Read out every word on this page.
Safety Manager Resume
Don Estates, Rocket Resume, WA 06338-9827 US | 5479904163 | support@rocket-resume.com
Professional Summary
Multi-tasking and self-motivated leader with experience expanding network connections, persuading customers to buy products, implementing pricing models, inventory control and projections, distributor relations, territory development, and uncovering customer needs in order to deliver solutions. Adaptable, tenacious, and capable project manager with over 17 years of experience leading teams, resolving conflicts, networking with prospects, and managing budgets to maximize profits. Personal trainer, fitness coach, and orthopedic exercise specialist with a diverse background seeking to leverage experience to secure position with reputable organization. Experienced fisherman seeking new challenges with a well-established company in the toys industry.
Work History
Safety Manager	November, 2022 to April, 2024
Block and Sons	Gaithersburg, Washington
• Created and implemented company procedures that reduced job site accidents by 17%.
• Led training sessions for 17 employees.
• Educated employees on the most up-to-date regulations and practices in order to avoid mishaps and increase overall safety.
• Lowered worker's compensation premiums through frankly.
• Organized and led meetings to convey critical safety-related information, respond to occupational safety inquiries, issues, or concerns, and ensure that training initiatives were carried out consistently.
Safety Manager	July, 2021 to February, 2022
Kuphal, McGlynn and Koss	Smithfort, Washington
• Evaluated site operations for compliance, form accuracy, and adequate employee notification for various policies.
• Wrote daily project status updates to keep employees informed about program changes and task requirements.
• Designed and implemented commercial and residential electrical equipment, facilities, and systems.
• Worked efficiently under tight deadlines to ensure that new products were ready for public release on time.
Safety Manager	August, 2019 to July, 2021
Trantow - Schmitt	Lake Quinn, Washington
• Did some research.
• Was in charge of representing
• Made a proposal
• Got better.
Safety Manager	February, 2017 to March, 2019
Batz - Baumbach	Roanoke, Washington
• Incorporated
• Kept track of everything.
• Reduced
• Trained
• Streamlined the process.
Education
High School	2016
+===+
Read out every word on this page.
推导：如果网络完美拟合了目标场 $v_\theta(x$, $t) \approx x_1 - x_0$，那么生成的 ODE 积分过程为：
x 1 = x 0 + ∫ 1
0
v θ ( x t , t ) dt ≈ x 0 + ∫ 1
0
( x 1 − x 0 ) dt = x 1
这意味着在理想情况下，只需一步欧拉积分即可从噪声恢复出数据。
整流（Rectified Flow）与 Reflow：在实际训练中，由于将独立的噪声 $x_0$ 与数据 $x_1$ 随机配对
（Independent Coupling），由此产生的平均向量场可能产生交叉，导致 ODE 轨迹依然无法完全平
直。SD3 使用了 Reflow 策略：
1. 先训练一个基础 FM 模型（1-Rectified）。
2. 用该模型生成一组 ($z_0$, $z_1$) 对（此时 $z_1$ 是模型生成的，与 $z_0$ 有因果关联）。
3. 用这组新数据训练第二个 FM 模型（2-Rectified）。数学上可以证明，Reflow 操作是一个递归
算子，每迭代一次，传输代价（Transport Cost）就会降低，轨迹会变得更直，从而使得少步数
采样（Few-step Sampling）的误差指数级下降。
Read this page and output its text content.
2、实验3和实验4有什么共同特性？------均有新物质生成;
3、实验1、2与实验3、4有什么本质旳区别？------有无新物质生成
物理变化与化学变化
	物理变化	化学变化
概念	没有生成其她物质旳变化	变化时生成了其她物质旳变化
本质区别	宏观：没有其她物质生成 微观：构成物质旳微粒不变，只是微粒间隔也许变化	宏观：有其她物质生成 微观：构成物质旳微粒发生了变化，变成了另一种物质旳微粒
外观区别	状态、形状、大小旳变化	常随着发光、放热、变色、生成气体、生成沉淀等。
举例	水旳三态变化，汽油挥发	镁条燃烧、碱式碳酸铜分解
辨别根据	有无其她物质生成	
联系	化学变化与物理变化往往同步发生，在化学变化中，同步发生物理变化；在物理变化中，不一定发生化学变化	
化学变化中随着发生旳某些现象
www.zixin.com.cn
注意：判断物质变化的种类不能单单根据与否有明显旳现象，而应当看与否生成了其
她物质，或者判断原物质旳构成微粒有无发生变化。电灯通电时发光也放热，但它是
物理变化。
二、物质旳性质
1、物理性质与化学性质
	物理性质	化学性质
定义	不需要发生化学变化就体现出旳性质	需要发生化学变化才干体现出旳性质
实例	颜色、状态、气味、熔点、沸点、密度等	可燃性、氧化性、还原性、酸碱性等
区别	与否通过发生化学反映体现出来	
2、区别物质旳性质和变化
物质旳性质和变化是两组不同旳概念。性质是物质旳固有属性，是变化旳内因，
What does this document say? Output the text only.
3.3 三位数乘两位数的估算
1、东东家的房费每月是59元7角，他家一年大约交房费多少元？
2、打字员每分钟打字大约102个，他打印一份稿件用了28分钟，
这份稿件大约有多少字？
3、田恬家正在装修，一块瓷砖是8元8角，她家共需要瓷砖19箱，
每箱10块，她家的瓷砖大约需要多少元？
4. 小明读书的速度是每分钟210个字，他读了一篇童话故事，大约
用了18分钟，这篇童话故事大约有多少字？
+===+
Required work:
Give only the number of lines in the entries that contain "Washington".

Result of this exercise:
4